EXTRACT PROVIDED:
* * * * * * * * *

American lawyer and singer (1893–1991)

Julia Veronica Grilli (March 14, 1893 – December 6, 1991), also seen as Giulia Grilli, was an American lawyer and concert singer.

== Early life ==
Julia Veronica Grilli was born in New York, the daughter of Nicola Grilli and Rosina (Rose) Trippitelli Grilli. Her parents were immigrants from Sulmona in Abruzzo. Her father was a columnist in Italian-language newspapers. She graduated from Brooklyn Law School in 1914. She trained as a singer in New York, with Alfredo Martino and Albert Wolff.

== Career ==

=== Law ===
Grilli passed the New York bar examination in 1914, and opened her own practice as a trial lawyer in the Wall Street district. She was a suffragist, and advocated jury service for women. She served as legal counsel for the Italian Welfare League and the Italian Hospital. She was one of the founders of the Brooklyn Women Lawyers Association. In 1921, she was promoted by the Women's Democratic Club as a candidate for judge.

* * * * * * * * *

Extracted data entries:
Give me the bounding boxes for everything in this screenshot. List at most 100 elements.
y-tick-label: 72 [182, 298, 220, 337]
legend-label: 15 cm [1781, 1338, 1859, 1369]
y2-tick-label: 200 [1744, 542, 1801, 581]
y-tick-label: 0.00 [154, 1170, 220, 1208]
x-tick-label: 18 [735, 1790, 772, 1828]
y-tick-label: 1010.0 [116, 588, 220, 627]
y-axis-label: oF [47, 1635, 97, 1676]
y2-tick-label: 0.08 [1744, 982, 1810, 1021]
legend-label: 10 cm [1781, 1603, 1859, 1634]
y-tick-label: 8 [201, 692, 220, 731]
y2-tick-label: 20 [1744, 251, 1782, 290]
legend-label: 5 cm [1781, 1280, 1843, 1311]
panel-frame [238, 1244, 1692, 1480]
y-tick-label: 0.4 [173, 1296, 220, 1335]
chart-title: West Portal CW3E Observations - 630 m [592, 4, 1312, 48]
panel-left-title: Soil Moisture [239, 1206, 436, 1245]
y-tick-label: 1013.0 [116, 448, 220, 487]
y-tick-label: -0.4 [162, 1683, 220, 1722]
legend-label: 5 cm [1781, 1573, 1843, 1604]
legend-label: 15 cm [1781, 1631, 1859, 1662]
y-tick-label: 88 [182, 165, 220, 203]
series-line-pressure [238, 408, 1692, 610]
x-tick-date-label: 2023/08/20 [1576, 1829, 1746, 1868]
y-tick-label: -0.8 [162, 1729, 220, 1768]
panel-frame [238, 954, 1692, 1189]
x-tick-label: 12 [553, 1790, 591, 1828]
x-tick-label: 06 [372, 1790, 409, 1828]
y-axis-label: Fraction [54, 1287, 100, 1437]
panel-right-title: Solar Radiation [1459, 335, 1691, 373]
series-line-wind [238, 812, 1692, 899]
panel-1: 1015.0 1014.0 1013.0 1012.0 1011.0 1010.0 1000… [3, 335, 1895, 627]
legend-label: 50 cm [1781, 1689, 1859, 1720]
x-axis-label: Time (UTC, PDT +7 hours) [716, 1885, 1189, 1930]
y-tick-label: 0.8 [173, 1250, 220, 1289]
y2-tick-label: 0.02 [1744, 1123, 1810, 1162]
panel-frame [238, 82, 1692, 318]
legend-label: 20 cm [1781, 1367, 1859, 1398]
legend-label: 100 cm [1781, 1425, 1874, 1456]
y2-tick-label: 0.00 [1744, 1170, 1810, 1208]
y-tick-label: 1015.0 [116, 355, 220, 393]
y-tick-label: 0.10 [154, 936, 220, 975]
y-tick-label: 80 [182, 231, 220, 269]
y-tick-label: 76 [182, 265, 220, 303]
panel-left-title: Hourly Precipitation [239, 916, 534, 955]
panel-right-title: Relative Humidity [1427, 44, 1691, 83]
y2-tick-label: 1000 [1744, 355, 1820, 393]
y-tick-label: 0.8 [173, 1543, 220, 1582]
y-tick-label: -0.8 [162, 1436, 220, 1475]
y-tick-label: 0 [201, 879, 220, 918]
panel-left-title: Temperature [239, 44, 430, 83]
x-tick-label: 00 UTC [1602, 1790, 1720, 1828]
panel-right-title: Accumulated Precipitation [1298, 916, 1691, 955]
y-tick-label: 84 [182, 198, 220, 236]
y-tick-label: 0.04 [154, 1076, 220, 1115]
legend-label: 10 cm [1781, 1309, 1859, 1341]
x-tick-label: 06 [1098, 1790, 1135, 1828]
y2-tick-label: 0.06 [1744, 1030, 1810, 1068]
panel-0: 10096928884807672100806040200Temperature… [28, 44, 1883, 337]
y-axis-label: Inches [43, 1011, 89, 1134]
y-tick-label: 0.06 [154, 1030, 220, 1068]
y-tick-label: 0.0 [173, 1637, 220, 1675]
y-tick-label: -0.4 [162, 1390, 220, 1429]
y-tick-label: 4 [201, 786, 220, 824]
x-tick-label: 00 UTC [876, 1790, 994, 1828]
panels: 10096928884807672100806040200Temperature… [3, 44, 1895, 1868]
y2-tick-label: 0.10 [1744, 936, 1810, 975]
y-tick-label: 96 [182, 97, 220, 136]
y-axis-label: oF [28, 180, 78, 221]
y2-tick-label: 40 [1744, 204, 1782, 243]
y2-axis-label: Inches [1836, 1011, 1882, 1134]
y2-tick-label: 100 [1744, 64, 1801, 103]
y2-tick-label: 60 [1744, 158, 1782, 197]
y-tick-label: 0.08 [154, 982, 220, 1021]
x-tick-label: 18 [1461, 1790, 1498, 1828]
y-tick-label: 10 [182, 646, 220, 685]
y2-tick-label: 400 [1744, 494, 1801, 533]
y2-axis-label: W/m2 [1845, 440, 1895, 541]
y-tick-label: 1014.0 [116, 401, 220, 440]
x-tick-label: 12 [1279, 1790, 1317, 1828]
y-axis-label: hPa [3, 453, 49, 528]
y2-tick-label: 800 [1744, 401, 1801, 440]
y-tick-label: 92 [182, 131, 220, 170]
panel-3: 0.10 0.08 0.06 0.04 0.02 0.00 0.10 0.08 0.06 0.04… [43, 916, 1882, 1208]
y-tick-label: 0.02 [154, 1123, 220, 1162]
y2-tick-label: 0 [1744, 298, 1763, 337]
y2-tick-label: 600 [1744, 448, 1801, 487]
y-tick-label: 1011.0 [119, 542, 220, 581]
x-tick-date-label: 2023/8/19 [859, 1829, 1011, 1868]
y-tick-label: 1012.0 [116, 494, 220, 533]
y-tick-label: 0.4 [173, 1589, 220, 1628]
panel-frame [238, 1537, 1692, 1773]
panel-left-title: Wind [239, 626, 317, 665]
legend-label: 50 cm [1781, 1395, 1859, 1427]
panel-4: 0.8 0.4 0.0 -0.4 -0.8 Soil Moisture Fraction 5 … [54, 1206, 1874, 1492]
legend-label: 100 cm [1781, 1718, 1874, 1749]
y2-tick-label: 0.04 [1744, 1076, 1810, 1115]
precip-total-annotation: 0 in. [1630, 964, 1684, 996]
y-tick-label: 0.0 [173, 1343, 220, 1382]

* * * * * * * * *

WORK ORDER:
Extract the passage of the Julia Veronica Grilli biography starting at "Julia Veronica Grilli (March" and ending at "and Albert Wolff.", copying it word for word. The records have nothing to do with this.

EXPECTED ANSWER:
Julia Veronica Grilli (March 14, 1893 – December 6, 1991), also seen as Giulia Grilli, was an American lawyer and concert singer.

== Early life ==
Julia Veronica Grilli was born in New York, the daughter of Nicola Grilli and Rosina (Rose) Trippitelli Grilli. Her parents were immigrants from Sulmona in Abruzzo. Her father was a columnist in Italian-language newspapers. She graduated from Brooklyn Law School in 1914. She trained as a singer in New York, with Alfredo Martino and Albert Wolff.